Required task: Retype the material that follows, keeping every word as it is.

* BEGIN *

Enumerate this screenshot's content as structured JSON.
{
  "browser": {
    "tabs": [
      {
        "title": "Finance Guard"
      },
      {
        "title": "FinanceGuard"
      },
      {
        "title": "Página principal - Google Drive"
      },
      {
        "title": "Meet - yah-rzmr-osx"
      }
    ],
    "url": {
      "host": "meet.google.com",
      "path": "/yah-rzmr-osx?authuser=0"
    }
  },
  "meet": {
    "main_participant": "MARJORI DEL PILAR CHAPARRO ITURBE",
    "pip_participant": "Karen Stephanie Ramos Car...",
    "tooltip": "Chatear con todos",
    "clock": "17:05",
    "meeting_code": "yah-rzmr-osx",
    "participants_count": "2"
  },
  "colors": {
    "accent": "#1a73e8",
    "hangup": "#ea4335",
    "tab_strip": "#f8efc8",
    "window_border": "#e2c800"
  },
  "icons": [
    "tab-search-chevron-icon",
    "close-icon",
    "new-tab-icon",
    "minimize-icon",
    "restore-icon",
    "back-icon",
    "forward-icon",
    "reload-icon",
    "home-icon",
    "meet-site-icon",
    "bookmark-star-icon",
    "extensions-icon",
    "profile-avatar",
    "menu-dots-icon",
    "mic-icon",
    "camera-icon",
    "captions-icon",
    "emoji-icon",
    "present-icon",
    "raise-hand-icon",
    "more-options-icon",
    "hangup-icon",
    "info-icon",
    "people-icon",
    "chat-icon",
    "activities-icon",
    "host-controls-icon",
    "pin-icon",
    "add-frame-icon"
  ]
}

* END *

Answer to this exercise:
Enumerate this screenshot's content as structured JSON.
{
  "browser": {
    "tabs": [
      {
        "title": "Finance Guard"
      },
      {
        "title": "FinanceGuard"
      },
      {
        "title": "Página principal - Google Drive"
      },
      {
        "title": "Meet - yah-rzmr-osx"
      }
    ],
    "url": {
      "host": "meet.google.com",
      "path": "/yah-rzmr-osx?authuser=0"
    }
  },
  "meet": {
    "main_participant": "MARJORI DEL PILAR CHAPARRO ITURBE",
    "pip_participant": "Karen Stephanie Ramos Car...",
    "tooltip": "Chatear con todos",
    "clock": "17:05",
    "meeting_code": "yah-rzmr-osx",
    "participants_count": "2"
  },
  "colors": {
    "accent": "#1a73e8",
    "hangup": "#ea4335",
    "tab_strip": "#f8efc8",
    "window_border": "#e2c800"
  },
  "icons": [
    "tab-search-chevron-icon",
    "close-icon",
    "new-tab-icon",
    "minimize-icon",
    "restore-icon",
    "back-icon",
    "forward-icon",
    "reload-icon",
    "home-icon",
    "meet-site-icon",
    "bookmark-star-icon",
    "extensions-icon",
    "profile-avatar",
    "menu-dots-icon",
    "mic-icon",
    "camera-icon",
    "captions-icon",
    "emoji-icon",
    "present-icon",
    "raise-hand-icon",
    "more-options-icon",
    "hangup-icon",
    "info-icon",
    "people-icon",
    "chat-icon",
    "activities-icon",
    "host-controls-icon",
    "pin-icon",
    "add-frame-icon"
  ]
}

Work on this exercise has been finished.